(WHAT THE TASK ASKS):
Output the records. Match them exactly.

Segment Start: INFORMATION

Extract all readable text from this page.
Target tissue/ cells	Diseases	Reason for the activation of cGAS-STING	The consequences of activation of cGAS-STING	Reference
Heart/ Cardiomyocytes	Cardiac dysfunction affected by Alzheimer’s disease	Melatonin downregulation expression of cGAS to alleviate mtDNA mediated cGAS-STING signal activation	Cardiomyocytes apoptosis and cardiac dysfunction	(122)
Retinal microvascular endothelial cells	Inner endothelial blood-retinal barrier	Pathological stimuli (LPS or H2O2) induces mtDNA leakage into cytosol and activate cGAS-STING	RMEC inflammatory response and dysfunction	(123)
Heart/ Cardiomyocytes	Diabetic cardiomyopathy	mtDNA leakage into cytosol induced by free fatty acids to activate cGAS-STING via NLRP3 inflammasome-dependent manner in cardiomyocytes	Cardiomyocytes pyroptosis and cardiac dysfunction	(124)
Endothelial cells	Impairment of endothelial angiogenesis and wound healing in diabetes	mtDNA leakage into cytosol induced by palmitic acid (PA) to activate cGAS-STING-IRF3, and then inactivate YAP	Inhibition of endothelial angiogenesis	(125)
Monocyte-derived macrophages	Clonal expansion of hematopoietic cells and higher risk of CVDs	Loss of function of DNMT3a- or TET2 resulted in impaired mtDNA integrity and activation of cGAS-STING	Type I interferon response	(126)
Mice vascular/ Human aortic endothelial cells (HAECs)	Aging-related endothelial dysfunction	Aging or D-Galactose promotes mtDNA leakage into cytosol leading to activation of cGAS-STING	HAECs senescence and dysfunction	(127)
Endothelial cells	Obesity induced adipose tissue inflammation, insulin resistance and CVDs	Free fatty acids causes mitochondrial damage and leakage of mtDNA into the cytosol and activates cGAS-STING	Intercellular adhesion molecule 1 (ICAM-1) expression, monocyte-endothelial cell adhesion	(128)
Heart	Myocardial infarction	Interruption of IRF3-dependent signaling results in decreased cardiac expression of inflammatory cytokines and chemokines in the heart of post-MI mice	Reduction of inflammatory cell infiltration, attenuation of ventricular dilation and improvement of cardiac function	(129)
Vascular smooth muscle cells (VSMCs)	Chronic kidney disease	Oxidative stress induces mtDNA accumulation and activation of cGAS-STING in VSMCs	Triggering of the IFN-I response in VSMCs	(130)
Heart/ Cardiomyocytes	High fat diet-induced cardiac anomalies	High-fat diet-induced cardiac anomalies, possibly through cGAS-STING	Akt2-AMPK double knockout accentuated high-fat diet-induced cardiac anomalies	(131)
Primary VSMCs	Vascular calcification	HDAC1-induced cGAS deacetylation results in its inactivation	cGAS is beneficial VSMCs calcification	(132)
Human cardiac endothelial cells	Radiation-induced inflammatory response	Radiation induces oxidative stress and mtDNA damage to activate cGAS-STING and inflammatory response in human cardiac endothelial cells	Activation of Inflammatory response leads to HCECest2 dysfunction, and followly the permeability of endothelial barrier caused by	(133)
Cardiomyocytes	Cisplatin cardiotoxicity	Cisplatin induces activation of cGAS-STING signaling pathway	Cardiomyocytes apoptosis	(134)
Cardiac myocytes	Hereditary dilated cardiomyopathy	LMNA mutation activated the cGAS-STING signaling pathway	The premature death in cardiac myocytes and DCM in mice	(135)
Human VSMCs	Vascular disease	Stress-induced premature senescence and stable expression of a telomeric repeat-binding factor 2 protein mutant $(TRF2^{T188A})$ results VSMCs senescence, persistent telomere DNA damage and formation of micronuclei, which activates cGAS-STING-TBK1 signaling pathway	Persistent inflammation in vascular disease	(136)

Segment End: INFORMATION

(RESPONSE TO THE TASK):
Extract all readable text from this page.
Target tissue/ cells	Diseases	Reason for the activation of cGAS-STING	The consequences of activation of cGAS-STING	Reference
Heart/ Cardiomyocytes	Cardiac dysfunction affected by Alzheimer’s disease	Melatonin downregulation expression of cGAS to alleviate mtDNA mediated cGAS-STING signal activation	Cardiomyocytes apoptosis and cardiac dysfunction	(122)
Retinal microvascular endothelial cells	Inner endothelial blood-retinal barrier	Pathological stimuli (LPS or H2O2) induces mtDNA leakage into cytosol and activate cGAS-STING	RMEC inflammatory response and dysfunction	(123)
Heart/ Cardiomyocytes	Diabetic cardiomyopathy	mtDNA leakage into cytosol induced by free fatty acids to activate cGAS-STING via NLRP3 inflammasome-dependent manner in cardiomyocytes	Cardiomyocytes pyroptosis and cardiac dysfunction	(124)
Endothelial cells	Impairment of endothelial angiogenesis and wound healing in diabetes	mtDNA leakage into cytosol induced by palmitic acid (PA) to activate cGAS-STING-IRF3, and then inactivate YAP	Inhibition of endothelial angiogenesis	(125)
Monocyte-derived macrophages	Clonal expansion of hematopoietic cells and higher risk of CVDs	Loss of function of DNMT3a- or TET2 resulted in impaired mtDNA integrity and activation of cGAS-STING	Type I interferon response	(126)
Mice vascular/ Human aortic endothelial cells (HAECs)	Aging-related endothelial dysfunction	Aging or D-Galactose promotes mtDNA leakage into cytosol leading to activation of cGAS-STING	HAECs senescence and dysfunction	(127)
Endothelial cells	Obesity induced adipose tissue inflammation, insulin resistance and CVDs	Free fatty acids causes mitochondrial damage and leakage of mtDNA into the cytosol and activates cGAS-STING	Intercellular adhesion molecule 1 (ICAM-1) expression, monocyte-endothelial cell adhesion	(128)
Heart	Myocardial infarction	Interruption of IRF3-dependent signaling results in decreased cardiac expression of inflammatory cytokines and chemokines in the heart of post-MI mice	Reduction of inflammatory cell infiltration, attenuation of ventricular dilation and improvement of cardiac function	(129)
Vascular smooth muscle cells (VSMCs)	Chronic kidney disease	Oxidative stress induces mtDNA accumulation and activation of cGAS-STING in VSMCs	Triggering of the IFN-I response in VSMCs	(130)
Heart/ Cardiomyocytes	High fat diet-induced cardiac anomalies	High-fat diet-induced cardiac anomalies, possibly through cGAS-STING	Akt2-AMPK double knockout accentuated high-fat diet-induced cardiac anomalies	(131)
Primary VSMCs	Vascular calcification	HDAC1-induced cGAS deacetylation results in its inactivation	cGAS is beneficial VSMCs calcification	(132)
Human cardiac endothelial cells	Radiation-induced inflammatory response	Radiation induces oxidative stress and mtDNA damage to activate cGAS-STING and inflammatory response in human cardiac endothelial cells	Activation of Inflammatory response leads to HCECest2 dysfunction, and followly the permeability of endothelial barrier caused by	(133)
Cardiomyocytes	Cisplatin cardiotoxicity	Cisplatin induces activation of cGAS-STING signaling pathway	Cardiomyocytes apoptosis	(134)
Cardiac myocytes	Hereditary dilated cardiomyopathy	LMNA mutation activated the cGAS-STING signaling pathway	The premature death in cardiac myocytes and DCM in mice	(135)
Human VSMCs	Vascular disease	Stress-induced premature senescence and stable expression of a telomeric repeat-binding factor 2 protein mutant $(TRF2^{T188A})$ results VSMCs senescence, persistent telomere DNA damage and formation of micronuclei, which activates cGAS-STING-TBK1 signaling pathway	Persistent inflammation in vascular disease	(136)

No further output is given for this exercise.